## [Work to be completed]
Copy each line of the records that contains the word "name".

[start]

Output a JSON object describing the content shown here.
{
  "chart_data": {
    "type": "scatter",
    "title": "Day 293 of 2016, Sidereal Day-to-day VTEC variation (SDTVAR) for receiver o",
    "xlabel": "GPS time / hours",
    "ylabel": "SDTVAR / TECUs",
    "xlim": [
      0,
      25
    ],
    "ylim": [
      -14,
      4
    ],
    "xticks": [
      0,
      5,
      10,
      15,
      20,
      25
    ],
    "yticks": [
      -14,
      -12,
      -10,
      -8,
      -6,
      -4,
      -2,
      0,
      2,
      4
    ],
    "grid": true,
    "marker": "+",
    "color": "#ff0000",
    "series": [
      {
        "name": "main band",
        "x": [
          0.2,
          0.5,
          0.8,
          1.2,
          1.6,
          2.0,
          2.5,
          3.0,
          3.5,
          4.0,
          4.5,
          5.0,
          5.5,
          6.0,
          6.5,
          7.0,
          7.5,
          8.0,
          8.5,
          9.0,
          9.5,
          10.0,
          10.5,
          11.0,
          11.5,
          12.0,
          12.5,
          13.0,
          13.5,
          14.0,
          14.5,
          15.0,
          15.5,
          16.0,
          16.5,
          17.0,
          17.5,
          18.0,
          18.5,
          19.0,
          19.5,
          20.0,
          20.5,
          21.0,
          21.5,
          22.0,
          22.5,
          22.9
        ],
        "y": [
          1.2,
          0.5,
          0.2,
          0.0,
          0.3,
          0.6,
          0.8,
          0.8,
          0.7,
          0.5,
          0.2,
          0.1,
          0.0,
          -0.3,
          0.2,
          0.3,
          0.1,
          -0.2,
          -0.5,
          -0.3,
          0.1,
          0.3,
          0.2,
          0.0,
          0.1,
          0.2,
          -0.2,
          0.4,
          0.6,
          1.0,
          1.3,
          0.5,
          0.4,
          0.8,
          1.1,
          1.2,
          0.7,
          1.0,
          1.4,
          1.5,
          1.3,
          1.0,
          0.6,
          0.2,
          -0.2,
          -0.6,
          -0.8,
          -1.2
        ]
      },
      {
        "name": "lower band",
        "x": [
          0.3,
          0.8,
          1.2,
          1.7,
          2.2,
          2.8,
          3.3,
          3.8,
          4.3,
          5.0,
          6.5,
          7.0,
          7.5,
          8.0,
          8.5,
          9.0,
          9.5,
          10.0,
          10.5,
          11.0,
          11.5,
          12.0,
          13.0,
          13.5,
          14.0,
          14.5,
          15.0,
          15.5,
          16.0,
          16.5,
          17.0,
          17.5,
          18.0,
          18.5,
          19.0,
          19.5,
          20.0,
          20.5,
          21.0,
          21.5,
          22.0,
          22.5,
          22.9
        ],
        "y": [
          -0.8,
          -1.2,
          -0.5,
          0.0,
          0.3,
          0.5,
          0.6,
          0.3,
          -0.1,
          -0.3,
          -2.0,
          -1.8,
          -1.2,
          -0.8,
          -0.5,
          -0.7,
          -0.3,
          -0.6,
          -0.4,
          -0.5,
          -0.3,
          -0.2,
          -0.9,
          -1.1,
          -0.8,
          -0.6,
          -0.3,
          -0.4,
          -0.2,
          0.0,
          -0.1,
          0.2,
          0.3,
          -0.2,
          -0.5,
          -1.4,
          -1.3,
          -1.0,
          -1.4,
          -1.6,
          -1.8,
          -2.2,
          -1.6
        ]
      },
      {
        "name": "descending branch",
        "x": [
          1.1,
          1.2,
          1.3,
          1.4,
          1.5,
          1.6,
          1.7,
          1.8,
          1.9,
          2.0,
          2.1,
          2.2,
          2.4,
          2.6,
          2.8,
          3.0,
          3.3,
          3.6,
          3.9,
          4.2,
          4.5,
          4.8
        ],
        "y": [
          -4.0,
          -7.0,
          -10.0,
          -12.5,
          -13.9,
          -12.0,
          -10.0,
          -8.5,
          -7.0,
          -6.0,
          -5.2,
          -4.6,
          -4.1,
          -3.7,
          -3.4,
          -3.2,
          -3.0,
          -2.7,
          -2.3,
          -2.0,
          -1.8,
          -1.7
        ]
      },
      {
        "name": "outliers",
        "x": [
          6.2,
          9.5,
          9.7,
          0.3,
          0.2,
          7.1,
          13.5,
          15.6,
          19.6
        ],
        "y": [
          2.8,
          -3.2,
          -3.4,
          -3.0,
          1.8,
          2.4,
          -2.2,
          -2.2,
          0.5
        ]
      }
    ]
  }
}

[end]

## [Task answer]
        "name": "main band",
        "name": "lower band",
        "name": "descending branch",
        "name": "outliers",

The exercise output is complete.